WRITTEN EXERCISE:
Take the material and output all of it exactly.

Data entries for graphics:
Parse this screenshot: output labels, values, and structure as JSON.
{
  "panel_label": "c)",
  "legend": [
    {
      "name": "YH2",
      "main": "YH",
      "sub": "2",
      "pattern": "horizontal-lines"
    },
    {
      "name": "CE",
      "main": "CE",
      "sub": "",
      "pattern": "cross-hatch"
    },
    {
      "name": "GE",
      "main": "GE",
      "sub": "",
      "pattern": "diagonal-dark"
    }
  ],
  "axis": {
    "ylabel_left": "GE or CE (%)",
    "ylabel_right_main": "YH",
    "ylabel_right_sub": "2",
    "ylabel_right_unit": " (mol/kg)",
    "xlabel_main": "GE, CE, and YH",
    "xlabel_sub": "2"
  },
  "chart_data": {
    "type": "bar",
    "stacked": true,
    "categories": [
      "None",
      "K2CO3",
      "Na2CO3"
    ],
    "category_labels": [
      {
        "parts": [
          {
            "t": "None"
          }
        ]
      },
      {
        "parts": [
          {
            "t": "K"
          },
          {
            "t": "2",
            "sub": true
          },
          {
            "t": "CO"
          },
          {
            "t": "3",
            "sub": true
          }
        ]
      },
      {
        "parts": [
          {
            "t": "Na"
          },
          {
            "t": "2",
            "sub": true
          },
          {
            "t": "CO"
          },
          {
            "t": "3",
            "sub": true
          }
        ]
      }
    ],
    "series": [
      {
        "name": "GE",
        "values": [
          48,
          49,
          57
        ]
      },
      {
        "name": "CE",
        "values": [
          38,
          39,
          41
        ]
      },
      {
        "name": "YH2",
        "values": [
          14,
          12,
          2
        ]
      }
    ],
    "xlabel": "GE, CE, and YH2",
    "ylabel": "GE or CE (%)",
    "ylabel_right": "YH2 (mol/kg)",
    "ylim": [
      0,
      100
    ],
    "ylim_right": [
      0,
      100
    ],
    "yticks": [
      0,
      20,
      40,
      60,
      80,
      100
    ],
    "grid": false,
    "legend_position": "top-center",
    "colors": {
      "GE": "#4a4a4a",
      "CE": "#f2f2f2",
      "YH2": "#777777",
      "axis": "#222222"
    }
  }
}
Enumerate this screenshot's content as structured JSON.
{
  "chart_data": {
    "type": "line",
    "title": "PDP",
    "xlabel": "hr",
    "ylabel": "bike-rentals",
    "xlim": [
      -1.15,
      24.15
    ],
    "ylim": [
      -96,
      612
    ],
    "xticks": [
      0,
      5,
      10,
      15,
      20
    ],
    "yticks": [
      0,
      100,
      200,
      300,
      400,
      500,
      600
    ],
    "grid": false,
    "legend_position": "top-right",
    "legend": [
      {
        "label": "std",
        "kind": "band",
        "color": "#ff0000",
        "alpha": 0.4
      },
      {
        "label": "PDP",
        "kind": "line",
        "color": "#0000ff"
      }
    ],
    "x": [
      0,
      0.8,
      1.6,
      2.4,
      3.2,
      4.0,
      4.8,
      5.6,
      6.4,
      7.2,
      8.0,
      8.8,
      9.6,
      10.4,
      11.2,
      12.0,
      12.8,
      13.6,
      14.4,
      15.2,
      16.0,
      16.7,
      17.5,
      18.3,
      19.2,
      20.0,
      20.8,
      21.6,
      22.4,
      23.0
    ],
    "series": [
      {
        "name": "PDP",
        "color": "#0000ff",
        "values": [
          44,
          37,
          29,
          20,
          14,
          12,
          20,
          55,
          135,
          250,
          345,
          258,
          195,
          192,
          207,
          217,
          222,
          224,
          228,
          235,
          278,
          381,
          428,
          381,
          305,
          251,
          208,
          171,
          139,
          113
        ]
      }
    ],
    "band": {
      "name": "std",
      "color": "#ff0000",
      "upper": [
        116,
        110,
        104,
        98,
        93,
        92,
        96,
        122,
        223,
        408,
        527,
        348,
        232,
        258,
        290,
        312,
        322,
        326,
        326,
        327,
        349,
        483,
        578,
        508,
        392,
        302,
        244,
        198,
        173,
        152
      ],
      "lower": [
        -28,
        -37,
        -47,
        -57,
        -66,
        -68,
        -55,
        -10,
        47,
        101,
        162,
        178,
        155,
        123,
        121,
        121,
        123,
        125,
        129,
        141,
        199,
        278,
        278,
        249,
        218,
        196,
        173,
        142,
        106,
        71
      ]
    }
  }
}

EXERCISE OUTPUT:
Parse this screenshot: output labels, values, and structure as JSON.
{
  "panel_label": "c)",
  "legend": [
    {
      "name": "YH2",
      "main": "YH",
      "sub": "2",
      "pattern": "horizontal-lines"
    },
    {
      "name": "CE",
      "main": "CE",
      "sub": "",
      "pattern": "cross-hatch"
    },
    {
      "name": "GE",
      "main": "GE",
      "sub": "",
      "pattern": "diagonal-dark"
    }
  ],
  "axis": {
    "ylabel_left": "GE or CE (%)",
    "ylabel_right_main": "YH",
    "ylabel_right_sub": "2",
    "ylabel_right_unit": " (mol/kg)",
    "xlabel_main": "GE, CE, and YH",
    "xlabel_sub": "2"
  },
  "chart_data": {
    "type": "bar",
    "stacked": true,
    "categories": [
      "None",
      "K2CO3",
      "Na2CO3"
    ],
    "category_labels": [
      {
        "parts": [
          {
            "t": "None"
          }
        ]
      },
      {
        "parts": [
          {
            "t": "K"
          },
          {
            "t": "2",
            "sub": true
          },
          {
            "t": "CO"
          },
          {
            "t": "3",
            "sub": true
          }
        ]
      },
      {
        "parts": [
          {
            "t": "Na"
          },
          {
            "t": "2",
            "sub": true
          },
          {
            "t": "CO"
          },
          {
            "t": "3",
            "sub": true
          }
        ]
      }
    ],
    "series": [
      {
        "name": "GE",
        "values": [
          48,
          49,
          57
        ]
      },
      {
        "name": "CE",
        "values": [
          38,
          39,
          41
        ]
      },
      {
        "name": "YH2",
        "values": [
          14,
          12,
          2
        ]
      }
    ],
    "xlabel": "GE, CE, and YH2",
    "ylabel": "GE or CE (%)",
    "ylabel_right": "YH2 (mol/kg)",
    "ylim": [
      0,
      100
    ],
    "ylim_right": [
      0,
      100
    ],
    "yticks": [
      0,
      20,
      40,
      60,
      80,
      100
    ],
    "grid": false,
    "legend_position": "top-center",
    "colors": {
      "GE": "#4a4a4a",
      "CE": "#f2f2f2",
      "YH2": "#777777",
      "axis": "#222222"
    }
  }
}
Enumerate this screenshot's content as structured JSON.
{
  "chart_data": {
    "type": "line",
    "title": "PDP",
    "xlabel": "hr",
    "ylabel": "bike-rentals",
    "xlim": [
      -1.15,
      24.15
    ],
    "ylim": [
      -96,
      612
    ],
    "xticks": [
      0,
      5,
      10,
      15,
      20
    ],
    "yticks": [
      0,
      100,
      200,
      300,
      400,
      500,
      600
    ],
    "grid": false,
    "legend_position": "top-right",
    "legend": [
      {
        "label": "std",
        "kind": "band",
        "color": "#ff0000",
        "alpha": 0.4
      },
      {
        "label": "PDP",
        "kind": "line",
        "color": "#0000ff"
      }
    ],
    "x": [
      0,
      0.8,
      1.6,
      2.4,
      3.2,
      4.0,
      4.8,
      5.6,
      6.4,
      7.2,
      8.0,
      8.8,
      9.6,
      10.4,
      11.2,
      12.0,
      12.8,
      13.6,
      14.4,
      15.2,
      16.0,
      16.7,
      17.5,
      18.3,
      19.2,
      20.0,
      20.8,
      21.6,
      22.4,
      23.0
    ],
    "series": [
      {
        "name": "PDP",
        "color": "#0000ff",
        "values": [
          44,
          37,
          29,
          20,
          14,
          12,
          20,
          55,
          135,
          250,
          345,
          258,
          195,
          192,
          207,
          217,
          222,
          224,
          228,
          235,
          278,
          381,
          428,
          381,
          305,
          251,
          208,
          171,
          139,
          113
        ]
      }
    ],
    "band": {
      "name": "std",
      "color": "#ff0000",
      "upper": [
        116,
        110,
        104,
        98,
        93,
        92,
        96,
        122,
        223,
        408,
        527,
        348,
        232,
        258,
        290,
        312,
        322,
        326,
        326,
        327,
        349,
        483,
        578,
        508,
        392,
        302,
        244,
        198,
        173,
        152
      ],
      "lower": [
        -28,
        -37,
        -47,
        -57,
        -66,
        -68,
        -55,
        -10,
        47,
        101,
        162,
        178,
        155,
        123,
        121,
        121,
        123,
        125,
        129,
        141,
        199,
        278,
        278,
        249,
        218,
        196,
        173,
        142,
        106,
        71
      ]
    }
  }
}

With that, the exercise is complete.